• _PROBLEM STATEMENT_: Show all lines from the data that include the word "label".

• _PROVIDED ENTRIES_:
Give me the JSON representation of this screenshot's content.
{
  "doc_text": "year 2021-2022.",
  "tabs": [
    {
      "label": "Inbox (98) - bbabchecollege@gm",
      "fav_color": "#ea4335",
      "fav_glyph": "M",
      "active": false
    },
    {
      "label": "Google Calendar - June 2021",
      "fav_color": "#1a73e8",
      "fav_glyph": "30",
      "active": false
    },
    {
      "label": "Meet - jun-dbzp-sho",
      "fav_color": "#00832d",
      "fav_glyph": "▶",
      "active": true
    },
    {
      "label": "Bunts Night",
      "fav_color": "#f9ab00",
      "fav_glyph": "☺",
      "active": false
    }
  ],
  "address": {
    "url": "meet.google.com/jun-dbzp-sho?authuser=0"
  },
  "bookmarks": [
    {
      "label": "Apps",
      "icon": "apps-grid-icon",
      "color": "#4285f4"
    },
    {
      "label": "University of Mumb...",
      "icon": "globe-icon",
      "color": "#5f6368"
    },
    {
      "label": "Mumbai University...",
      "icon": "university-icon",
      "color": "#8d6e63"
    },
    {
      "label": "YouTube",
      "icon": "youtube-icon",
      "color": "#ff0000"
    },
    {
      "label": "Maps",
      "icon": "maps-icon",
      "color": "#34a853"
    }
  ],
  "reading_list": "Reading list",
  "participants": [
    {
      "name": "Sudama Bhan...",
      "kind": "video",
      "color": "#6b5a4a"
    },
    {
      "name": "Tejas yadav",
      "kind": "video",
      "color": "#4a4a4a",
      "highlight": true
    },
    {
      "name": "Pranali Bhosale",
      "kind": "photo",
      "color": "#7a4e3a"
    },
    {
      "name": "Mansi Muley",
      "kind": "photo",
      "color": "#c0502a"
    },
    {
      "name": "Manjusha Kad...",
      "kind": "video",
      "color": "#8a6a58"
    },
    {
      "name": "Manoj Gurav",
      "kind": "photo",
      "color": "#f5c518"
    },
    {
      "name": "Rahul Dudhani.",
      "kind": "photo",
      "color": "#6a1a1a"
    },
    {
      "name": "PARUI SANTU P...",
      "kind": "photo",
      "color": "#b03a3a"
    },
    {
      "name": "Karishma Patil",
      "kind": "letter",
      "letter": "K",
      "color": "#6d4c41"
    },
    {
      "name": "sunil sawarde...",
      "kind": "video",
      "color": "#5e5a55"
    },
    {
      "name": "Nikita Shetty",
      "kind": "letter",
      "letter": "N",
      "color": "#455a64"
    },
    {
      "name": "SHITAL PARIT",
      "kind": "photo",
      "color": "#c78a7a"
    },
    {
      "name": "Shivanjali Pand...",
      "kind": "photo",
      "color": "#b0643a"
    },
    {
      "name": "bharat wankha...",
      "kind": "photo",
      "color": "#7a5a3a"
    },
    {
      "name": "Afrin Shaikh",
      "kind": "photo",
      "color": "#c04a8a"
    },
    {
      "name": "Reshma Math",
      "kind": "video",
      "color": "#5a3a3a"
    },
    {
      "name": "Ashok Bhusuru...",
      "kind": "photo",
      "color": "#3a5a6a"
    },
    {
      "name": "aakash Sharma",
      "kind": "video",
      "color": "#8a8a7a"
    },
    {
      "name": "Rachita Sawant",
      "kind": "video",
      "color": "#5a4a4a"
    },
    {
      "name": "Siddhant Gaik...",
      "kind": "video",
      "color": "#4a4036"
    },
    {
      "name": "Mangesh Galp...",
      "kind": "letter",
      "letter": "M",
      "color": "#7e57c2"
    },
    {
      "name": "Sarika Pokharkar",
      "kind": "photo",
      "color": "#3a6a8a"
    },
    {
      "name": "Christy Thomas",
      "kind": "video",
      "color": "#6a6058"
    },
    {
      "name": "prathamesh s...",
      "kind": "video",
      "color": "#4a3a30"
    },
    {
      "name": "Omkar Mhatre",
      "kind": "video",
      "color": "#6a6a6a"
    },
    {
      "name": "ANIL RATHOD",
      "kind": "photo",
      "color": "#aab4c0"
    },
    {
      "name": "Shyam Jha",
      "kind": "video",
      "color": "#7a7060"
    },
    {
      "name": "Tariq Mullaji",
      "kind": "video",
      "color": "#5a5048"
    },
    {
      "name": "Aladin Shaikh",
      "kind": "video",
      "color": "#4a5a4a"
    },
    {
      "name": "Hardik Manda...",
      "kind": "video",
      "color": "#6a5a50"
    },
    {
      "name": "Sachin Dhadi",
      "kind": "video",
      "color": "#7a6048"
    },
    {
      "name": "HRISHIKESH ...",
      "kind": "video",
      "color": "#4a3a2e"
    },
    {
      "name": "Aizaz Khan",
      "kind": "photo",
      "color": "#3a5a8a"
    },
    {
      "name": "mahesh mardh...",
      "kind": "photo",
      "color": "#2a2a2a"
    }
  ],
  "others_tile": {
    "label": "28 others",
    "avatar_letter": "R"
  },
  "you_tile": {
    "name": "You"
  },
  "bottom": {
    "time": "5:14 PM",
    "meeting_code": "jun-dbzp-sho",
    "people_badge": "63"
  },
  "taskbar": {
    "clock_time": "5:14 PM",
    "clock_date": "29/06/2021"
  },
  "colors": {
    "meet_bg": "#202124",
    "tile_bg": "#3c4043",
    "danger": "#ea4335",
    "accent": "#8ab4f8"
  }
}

• _REPLY TO THE EXERCISE_:
      "label": "Inbox (98) - bbabchecollege@gm",
      "label": "Google Calendar - June 2021",
      "label": "Meet - jun-dbzp-sho",
      "label": "Bunts Night",
      "label": "Apps",
      "label": "University of Mumb...",
      "label": "Mumbai University...",
      "label": "YouTube",
      "label": "Maps",
    "label": "28 others",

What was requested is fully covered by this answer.